Start of Listed entries

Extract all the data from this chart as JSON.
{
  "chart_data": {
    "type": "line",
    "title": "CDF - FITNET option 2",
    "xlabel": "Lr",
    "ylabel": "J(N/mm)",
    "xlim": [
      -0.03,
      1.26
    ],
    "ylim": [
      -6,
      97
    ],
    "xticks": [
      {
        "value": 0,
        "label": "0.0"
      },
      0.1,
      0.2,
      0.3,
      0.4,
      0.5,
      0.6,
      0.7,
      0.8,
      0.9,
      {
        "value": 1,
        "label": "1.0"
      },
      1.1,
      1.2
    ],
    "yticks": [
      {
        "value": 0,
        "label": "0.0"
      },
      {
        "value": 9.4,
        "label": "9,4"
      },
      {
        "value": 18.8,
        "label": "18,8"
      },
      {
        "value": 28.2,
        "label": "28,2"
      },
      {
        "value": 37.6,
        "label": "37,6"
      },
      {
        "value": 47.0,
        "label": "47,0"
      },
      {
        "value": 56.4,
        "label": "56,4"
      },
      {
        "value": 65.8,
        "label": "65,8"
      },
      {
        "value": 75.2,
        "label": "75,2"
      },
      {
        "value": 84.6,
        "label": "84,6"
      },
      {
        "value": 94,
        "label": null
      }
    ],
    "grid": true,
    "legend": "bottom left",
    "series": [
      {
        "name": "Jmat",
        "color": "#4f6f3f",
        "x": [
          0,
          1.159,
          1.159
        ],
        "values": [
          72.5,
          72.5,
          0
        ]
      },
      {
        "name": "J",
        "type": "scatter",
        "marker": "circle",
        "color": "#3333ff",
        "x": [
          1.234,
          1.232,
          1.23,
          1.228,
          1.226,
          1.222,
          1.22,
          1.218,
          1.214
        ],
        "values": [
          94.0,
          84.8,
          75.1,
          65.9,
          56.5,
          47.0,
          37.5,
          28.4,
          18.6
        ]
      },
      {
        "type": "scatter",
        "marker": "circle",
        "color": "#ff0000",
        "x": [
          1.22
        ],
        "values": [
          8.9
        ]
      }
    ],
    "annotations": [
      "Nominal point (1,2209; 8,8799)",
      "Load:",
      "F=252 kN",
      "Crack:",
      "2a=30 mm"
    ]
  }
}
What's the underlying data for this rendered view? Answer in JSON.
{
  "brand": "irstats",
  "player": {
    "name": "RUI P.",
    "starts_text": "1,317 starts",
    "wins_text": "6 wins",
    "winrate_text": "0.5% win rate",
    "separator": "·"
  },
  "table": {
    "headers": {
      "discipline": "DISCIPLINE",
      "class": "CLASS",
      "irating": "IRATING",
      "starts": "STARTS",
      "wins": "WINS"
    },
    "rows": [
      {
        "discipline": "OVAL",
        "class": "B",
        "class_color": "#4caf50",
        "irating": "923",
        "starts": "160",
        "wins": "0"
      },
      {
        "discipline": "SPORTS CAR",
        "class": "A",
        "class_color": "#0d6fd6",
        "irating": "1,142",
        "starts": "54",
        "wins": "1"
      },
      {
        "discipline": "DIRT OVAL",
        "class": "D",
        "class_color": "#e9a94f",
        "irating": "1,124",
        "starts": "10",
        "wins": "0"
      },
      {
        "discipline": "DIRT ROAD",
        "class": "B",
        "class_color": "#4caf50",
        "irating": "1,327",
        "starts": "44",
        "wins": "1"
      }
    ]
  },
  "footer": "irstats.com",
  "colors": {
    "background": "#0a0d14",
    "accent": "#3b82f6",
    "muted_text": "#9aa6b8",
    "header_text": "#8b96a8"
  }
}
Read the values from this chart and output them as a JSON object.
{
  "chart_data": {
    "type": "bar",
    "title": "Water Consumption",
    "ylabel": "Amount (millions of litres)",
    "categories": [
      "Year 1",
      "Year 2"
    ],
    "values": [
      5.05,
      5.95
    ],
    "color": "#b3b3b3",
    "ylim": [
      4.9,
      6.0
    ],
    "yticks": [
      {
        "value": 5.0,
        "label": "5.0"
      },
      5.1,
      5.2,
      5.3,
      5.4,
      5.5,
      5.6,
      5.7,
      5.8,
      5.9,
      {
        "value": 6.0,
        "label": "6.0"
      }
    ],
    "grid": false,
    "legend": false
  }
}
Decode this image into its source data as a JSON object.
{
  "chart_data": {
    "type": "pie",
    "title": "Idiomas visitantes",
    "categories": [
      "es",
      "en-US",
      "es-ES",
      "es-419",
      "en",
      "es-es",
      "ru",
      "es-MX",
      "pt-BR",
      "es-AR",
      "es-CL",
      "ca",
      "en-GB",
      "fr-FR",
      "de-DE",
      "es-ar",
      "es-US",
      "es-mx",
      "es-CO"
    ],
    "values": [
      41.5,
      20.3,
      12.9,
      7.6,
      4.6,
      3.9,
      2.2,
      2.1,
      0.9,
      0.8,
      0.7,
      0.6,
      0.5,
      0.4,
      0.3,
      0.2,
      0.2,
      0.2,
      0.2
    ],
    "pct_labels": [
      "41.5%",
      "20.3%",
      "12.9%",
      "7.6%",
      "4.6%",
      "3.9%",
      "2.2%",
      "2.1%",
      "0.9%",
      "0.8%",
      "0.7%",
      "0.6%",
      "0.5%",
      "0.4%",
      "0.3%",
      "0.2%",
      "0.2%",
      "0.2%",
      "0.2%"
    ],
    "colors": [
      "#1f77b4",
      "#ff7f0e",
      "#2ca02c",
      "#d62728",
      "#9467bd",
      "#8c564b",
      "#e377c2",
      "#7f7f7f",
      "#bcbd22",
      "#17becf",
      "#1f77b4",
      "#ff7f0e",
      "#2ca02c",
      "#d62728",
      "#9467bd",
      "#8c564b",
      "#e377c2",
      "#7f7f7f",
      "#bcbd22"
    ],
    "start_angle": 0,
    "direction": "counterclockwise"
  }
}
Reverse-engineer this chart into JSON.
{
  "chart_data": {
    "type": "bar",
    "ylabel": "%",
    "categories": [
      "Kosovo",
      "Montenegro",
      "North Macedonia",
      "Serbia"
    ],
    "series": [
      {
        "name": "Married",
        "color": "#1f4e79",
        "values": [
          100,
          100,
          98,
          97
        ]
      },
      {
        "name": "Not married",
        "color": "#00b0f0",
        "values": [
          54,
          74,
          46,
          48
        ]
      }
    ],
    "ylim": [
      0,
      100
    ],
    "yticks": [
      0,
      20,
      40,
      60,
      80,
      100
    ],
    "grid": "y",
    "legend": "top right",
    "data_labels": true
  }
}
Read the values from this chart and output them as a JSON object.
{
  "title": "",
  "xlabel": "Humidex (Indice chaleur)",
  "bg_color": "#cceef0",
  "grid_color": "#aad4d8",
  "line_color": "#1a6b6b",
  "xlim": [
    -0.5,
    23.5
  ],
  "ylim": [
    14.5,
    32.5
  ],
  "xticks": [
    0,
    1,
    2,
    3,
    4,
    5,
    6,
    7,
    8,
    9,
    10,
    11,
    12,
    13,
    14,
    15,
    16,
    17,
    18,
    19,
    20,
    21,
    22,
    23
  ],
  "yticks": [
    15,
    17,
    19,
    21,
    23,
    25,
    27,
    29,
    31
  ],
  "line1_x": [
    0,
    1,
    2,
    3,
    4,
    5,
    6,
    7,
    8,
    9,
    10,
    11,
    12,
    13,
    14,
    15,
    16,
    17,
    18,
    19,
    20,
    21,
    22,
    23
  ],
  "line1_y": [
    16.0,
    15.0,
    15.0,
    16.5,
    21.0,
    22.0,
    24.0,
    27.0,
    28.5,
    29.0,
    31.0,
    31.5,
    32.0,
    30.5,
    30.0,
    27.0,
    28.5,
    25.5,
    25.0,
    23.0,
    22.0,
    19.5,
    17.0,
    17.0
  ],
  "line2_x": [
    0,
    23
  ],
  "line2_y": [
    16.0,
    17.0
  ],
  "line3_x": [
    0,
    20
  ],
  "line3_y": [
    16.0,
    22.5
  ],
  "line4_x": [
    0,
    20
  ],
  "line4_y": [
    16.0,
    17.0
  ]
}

End of Listed entries

Your task -> Compute the number of lines above that contain the string "ylabel". Reply with that value only.

Exercise solution -> 3